Reproduce each line exactly. Skip none.

— begin DATA SUPPLIED —

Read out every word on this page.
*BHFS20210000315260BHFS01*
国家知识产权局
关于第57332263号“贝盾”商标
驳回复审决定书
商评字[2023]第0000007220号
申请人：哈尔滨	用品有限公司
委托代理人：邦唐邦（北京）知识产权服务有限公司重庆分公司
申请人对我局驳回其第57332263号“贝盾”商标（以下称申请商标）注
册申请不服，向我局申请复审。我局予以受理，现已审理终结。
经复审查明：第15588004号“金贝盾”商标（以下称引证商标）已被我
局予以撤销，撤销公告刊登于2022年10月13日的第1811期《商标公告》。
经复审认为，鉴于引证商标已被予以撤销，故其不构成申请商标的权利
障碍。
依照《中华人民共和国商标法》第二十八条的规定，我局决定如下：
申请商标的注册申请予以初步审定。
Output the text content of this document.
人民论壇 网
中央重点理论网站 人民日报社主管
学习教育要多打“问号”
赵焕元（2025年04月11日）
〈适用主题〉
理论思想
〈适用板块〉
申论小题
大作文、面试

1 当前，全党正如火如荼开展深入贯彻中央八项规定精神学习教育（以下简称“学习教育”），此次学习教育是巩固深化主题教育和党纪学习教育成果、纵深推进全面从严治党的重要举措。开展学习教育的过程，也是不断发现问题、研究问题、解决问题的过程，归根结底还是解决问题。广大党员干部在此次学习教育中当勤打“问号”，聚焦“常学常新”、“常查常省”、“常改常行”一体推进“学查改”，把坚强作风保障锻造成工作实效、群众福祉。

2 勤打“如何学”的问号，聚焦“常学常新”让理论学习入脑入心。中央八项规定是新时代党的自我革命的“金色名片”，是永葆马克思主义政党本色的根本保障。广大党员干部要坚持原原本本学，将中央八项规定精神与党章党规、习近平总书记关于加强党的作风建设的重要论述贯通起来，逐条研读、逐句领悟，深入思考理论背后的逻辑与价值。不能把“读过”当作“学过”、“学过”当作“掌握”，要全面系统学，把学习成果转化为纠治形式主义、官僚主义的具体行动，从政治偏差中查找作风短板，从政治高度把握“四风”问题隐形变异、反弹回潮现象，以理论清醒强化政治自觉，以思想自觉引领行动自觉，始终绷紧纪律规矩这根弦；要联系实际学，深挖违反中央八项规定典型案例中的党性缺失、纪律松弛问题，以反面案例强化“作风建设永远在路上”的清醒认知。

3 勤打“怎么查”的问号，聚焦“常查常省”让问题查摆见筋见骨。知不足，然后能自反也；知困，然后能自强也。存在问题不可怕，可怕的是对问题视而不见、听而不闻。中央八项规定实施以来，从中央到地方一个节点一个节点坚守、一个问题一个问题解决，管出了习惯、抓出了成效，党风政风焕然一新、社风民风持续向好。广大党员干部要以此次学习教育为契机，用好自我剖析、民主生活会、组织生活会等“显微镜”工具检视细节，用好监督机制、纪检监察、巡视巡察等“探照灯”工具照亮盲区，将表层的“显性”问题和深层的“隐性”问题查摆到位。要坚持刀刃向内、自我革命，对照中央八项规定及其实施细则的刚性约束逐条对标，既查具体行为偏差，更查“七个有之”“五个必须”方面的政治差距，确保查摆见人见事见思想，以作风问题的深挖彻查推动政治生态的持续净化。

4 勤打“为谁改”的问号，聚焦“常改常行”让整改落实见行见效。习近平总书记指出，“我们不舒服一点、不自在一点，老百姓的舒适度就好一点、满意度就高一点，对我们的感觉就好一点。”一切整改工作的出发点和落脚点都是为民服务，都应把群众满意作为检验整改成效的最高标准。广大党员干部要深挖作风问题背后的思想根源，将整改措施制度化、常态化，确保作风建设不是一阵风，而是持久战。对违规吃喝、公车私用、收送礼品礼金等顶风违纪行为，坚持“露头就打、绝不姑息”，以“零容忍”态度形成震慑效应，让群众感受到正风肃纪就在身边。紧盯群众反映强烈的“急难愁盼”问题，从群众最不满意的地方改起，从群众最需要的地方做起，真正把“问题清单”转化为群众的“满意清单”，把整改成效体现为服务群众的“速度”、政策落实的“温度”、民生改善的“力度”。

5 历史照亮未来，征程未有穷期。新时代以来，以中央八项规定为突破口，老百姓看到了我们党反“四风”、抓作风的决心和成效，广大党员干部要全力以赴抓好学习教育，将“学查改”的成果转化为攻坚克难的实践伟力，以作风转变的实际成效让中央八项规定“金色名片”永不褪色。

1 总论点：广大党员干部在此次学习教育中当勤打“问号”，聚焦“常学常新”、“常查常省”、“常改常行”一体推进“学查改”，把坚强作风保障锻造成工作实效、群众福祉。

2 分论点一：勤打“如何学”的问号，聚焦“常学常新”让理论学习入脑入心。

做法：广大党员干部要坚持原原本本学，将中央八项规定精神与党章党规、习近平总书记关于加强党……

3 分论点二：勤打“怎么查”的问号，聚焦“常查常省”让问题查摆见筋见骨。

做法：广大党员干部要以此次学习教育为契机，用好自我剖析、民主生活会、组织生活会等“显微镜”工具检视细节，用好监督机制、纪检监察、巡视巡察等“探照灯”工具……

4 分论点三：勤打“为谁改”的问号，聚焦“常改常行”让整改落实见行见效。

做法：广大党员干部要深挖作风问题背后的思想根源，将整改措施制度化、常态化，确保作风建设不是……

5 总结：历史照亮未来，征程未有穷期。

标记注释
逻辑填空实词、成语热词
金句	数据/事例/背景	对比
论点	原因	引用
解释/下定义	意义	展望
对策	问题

— end DATA SUPPLIED —

PROBLEM SOLUTION:
Read out every word on this page.
*BHFS20210000315260BHFS01*
国家知识产权局
关于第57332263号“贝盾”商标
驳回复审决定书
商评字[2023]第0000007220号
申请人：哈尔滨	用品有限公司
委托代理人：邦唐邦（北京）知识产权服务有限公司重庆分公司
申请人对我局驳回其第57332263号“贝盾”商标（以下称申请商标）注
册申请不服，向我局申请复审。我局予以受理，现已审理终结。
经复审查明：第15588004号“金贝盾”商标（以下称引证商标）已被我
局予以撤销，撤销公告刊登于2022年10月13日的第1811期《商标公告》。
经复审认为，鉴于引证商标已被予以撤销，故其不构成申请商标的权利
障碍。
依照《中华人民共和国商标法》第二十八条的规定，我局决定如下：
申请商标的注册申请予以初步审定。
Output the text content of this document.
人民论壇 网
中央重点理论网站 人民日报社主管
学习教育要多打“问号”
赵焕元（2025年04月11日）
〈适用主题〉
理论思想
〈适用板块〉
申论小题
大作文、面试

1 当前，全党正如火如荼开展深入贯彻中央八项规定精神学习教育（以下简称“学习教育”），此次学习教育是巩固深化主题教育和党纪学习教育成果、纵深推进全面从严治党的重要举措。开展学习教育的过程，也是不断发现问题、研究问题、解决问题的过程，归根结底还是解决问题。广大党员干部在此次学习教育中当勤打“问号”，聚焦“常学常新”、“常查常省”、“常改常行”一体推进“学查改”，把坚强作风保障锻造成工作实效、群众福祉。

2 勤打“如何学”的问号，聚焦“常学常新”让理论学习入脑入心。中央八项规定是新时代党的自我革命的“金色名片”，是永葆马克思主义政党本色的根本保障。广大党员干部要坚持原原本本学，将中央八项规定精神与党章党规、习近平总书记关于加强党的作风建设的重要论述贯通起来，逐条研读、逐句领悟，深入思考理论背后的逻辑与价值。不能把“读过”当作“学过”、“学过”当作“掌握”，要全面系统学，把学习成果转化为纠治形式主义、官僚主义的具体行动，从政治偏差中查找作风短板，从政治高度把握“四风”问题隐形变异、反弹回潮现象，以理论清醒强化政治自觉，以思想自觉引领行动自觉，始终绷紧纪律规矩这根弦；要联系实际学，深挖违反中央八项规定典型案例中的党性缺失、纪律松弛问题，以反面案例强化“作风建设永远在路上”的清醒认知。

3 勤打“怎么查”的问号，聚焦“常查常省”让问题查摆见筋见骨。知不足，然后能自反也；知困，然后能自强也。存在问题不可怕，可怕的是对问题视而不见、听而不闻。中央八项规定实施以来，从中央到地方一个节点一个节点坚守、一个问题一个问题解决，管出了习惯、抓出了成效，党风政风焕然一新、社风民风持续向好。广大党员干部要以此次学习教育为契机，用好自我剖析、民主生活会、组织生活会等“显微镜”工具检视细节，用好监督机制、纪检监察、巡视巡察等“探照灯”工具照亮盲区，将表层的“显性”问题和深层的“隐性”问题查摆到位。要坚持刀刃向内、自我革命，对照中央八项规定及其实施细则的刚性约束逐条对标，既查具体行为偏差，更查“七个有之”“五个必须”方面的政治差距，确保查摆见人见事见思想，以作风问题的深挖彻查推动政治生态的持续净化。

4 勤打“为谁改”的问号，聚焦“常改常行”让整改落实见行见效。习近平总书记指出，“我们不舒服一点、不自在一点，老百姓的舒适度就好一点、满意度就高一点，对我们的感觉就好一点。”一切整改工作的出发点和落脚点都是为民服务，都应把群众满意作为检验整改成效的最高标准。广大党员干部要深挖作风问题背后的思想根源，将整改措施制度化、常态化，确保作风建设不是一阵风，而是持久战。对违规吃喝、公车私用、收送礼品礼金等顶风违纪行为，坚持“露头就打、绝不姑息”，以“零容忍”态度形成震慑效应，让群众感受到正风肃纪就在身边。紧盯群众反映强烈的“急难愁盼”问题，从群众最不满意的地方改起，从群众最需要的地方做起，真正把“问题清单”转化为群众的“满意清单”，把整改成效体现为服务群众的“速度”、政策落实的“温度”、民生改善的“力度”。

5 历史照亮未来，征程未有穷期。新时代以来，以中央八项规定为突破口，老百姓看到了我们党反“四风”、抓作风的决心和成效，广大党员干部要全力以赴抓好学习教育，将“学查改”的成果转化为攻坚克难的实践伟力，以作风转变的实际成效让中央八项规定“金色名片”永不褪色。

1 总论点：广大党员干部在此次学习教育中当勤打“问号”，聚焦“常学常新”、“常查常省”、“常改常行”一体推进“学查改”，把坚强作风保障锻造成工作实效、群众福祉。

2 分论点一：勤打“如何学”的问号，聚焦“常学常新”让理论学习入脑入心。

做法：广大党员干部要坚持原原本本学，将中央八项规定精神与党章党规、习近平总书记关于加强党……

3 分论点二：勤打“怎么查”的问号，聚焦“常查常省”让问题查摆见筋见骨。

做法：广大党员干部要以此次学习教育为契机，用好自我剖析、民主生活会、组织生活会等“显微镜”工具检视细节，用好监督机制、纪检监察、巡视巡察等“探照灯”工具……

4 分论点三：勤打“为谁改”的问号，聚焦“常改常行”让整改落实见行见效。

做法：广大党员干部要深挖作风问题背后的思想根源，将整改措施制度化、常态化，确保作风建设不是……

5 总结：历史照亮未来，征程未有穷期。

标记注释
逻辑填空实词、成语热词
金句	数据/事例/背景	对比
论点	原因	引用
解释/下定义	意义	展望
对策	问题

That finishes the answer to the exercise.